Each line of the material below should be reproduced exactly.

Material provided start

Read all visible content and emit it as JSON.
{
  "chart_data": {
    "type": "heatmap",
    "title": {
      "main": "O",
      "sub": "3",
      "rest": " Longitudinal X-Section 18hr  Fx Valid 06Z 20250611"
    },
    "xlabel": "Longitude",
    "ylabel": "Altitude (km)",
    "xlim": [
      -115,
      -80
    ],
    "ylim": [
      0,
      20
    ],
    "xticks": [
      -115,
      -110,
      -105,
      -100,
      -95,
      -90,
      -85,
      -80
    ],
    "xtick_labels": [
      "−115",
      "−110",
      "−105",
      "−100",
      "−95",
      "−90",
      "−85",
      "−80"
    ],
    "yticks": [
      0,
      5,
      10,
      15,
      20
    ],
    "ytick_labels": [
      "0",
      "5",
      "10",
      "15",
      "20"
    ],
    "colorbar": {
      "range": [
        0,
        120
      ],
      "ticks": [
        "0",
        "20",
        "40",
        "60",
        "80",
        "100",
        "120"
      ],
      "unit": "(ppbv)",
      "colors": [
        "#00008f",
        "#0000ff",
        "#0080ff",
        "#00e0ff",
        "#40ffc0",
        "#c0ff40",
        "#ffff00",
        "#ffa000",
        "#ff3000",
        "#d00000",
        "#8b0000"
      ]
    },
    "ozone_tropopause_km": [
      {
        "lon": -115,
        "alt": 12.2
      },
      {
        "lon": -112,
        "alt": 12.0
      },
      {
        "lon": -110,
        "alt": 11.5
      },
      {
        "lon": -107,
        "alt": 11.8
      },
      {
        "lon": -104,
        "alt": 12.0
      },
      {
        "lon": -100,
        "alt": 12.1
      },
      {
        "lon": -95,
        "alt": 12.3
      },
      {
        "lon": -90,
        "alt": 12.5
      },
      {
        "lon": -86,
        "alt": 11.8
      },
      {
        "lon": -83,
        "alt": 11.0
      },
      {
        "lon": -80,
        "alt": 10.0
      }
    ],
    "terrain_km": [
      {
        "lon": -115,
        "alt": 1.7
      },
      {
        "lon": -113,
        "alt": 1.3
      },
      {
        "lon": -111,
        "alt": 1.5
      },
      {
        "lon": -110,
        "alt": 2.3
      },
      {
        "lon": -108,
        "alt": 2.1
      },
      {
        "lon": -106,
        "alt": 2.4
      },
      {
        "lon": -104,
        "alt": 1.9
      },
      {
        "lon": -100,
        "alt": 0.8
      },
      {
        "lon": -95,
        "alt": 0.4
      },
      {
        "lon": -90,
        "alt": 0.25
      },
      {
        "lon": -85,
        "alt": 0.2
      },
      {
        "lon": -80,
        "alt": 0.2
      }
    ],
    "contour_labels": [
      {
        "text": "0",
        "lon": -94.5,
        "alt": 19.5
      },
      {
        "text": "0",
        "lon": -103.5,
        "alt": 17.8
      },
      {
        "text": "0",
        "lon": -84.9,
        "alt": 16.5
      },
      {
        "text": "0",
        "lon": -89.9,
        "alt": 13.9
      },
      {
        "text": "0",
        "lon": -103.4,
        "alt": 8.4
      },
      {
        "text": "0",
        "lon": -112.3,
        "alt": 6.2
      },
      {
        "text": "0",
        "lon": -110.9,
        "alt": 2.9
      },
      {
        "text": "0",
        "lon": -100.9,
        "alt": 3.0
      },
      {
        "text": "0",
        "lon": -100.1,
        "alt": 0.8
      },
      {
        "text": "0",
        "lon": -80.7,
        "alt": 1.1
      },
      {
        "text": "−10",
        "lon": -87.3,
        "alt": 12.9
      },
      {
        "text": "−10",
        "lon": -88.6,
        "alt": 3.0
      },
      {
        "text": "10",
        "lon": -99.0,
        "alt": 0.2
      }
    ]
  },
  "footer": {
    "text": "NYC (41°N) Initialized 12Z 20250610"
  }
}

Material provided end

Result for this task:
Read all visible content and emit it as JSON.
{
  "chart_data": {
    "type": "heatmap",
    "title": {
      "main": "O",
      "sub": "3",
      "rest": " Longitudinal X-Section 18hr  Fx Valid 06Z 20250611"
    },
    "xlabel": "Longitude",
    "ylabel": "Altitude (km)",
    "xlim": [
      -115,
      -80
    ],
    "ylim": [
      0,
      20
    ],
    "xticks": [
      -115,
      -110,
      -105,
      -100,
      -95,
      -90,
      -85,
      -80
    ],
    "xtick_labels": [
      "−115",
      "−110",
      "−105",
      "−100",
      "−95",
      "−90",
      "−85",
      "−80"
    ],
    "yticks": [
      0,
      5,
      10,
      15,
      20
    ],
    "ytick_labels": [
      "0",
      "5",
      "10",
      "15",
      "20"
    ],
    "colorbar": {
      "range": [
        0,
        120
      ],
      "ticks": [
        "0",
        "20",
        "40",
        "60",
        "80",
        "100",
        "120"
      ],
      "unit": "(ppbv)",
      "colors": [
        "#00008f",
        "#0000ff",
        "#0080ff",
        "#00e0ff",
        "#40ffc0",
        "#c0ff40",
        "#ffff00",
        "#ffa000",
        "#ff3000",
        "#d00000",
        "#8b0000"
      ]
    },
    "ozone_tropopause_km": [
      {
        "lon": -115,
        "alt": 12.2
      },
      {
        "lon": -112,
        "alt": 12.0
      },
      {
        "lon": -110,
        "alt": 11.5
      },
      {
        "lon": -107,
        "alt": 11.8
      },
      {
        "lon": -104,
        "alt": 12.0
      },
      {
        "lon": -100,
        "alt": 12.1
      },
      {
        "lon": -95,
        "alt": 12.3
      },
      {
        "lon": -90,
        "alt": 12.5
      },
      {
        "lon": -86,
        "alt": 11.8
      },
      {
        "lon": -83,
        "alt": 11.0
      },
      {
        "lon": -80,
        "alt": 10.0
      }
    ],
    "terrain_km": [
      {
        "lon": -115,
        "alt": 1.7
      },
      {
        "lon": -113,
        "alt": 1.3
      },
      {
        "lon": -111,
        "alt": 1.5
      },
      {
        "lon": -110,
        "alt": 2.3
      },
      {
        "lon": -108,
        "alt": 2.1
      },
      {
        "lon": -106,
        "alt": 2.4
      },
      {
        "lon": -104,
        "alt": 1.9
      },
      {
        "lon": -100,
        "alt": 0.8
      },
      {
        "lon": -95,
        "alt": 0.4
      },
      {
        "lon": -90,
        "alt": 0.25
      },
      {
        "lon": -85,
        "alt": 0.2
      },
      {
        "lon": -80,
        "alt": 0.2
      }
    ],
    "contour_labels": [
      {
        "text": "0",
        "lon": -94.5,
        "alt": 19.5
      },
      {
        "text": "0",
        "lon": -103.5,
        "alt": 17.8
      },
      {
        "text": "0",
        "lon": -84.9,
        "alt": 16.5
      },
      {
        "text": "0",
        "lon": -89.9,
        "alt": 13.9
      },
      {
        "text": "0",
        "lon": -103.4,
        "alt": 8.4
      },
      {
        "text": "0",
        "lon": -112.3,
        "alt": 6.2
      },
      {
        "text": "0",
        "lon": -110.9,
        "alt": 2.9
      },
      {
        "text": "0",
        "lon": -100.9,
        "alt": 3.0
      },
      {
        "text": "0",
        "lon": -100.1,
        "alt": 0.8
      },
      {
        "text": "0",
        "lon": -80.7,
        "alt": 1.1
      },
      {
        "text": "−10",
        "lon": -87.3,
        "alt": 12.9
      },
      {
        "text": "−10",
        "lon": -88.6,
        "alt": 3.0
      },
      {
        "text": "10",
        "lon": -99.0,
        "alt": 0.2
      }
    ]
  },
  "footer": {
    "text": "NYC (41°N) Initialized 12Z 20250610"
  }
}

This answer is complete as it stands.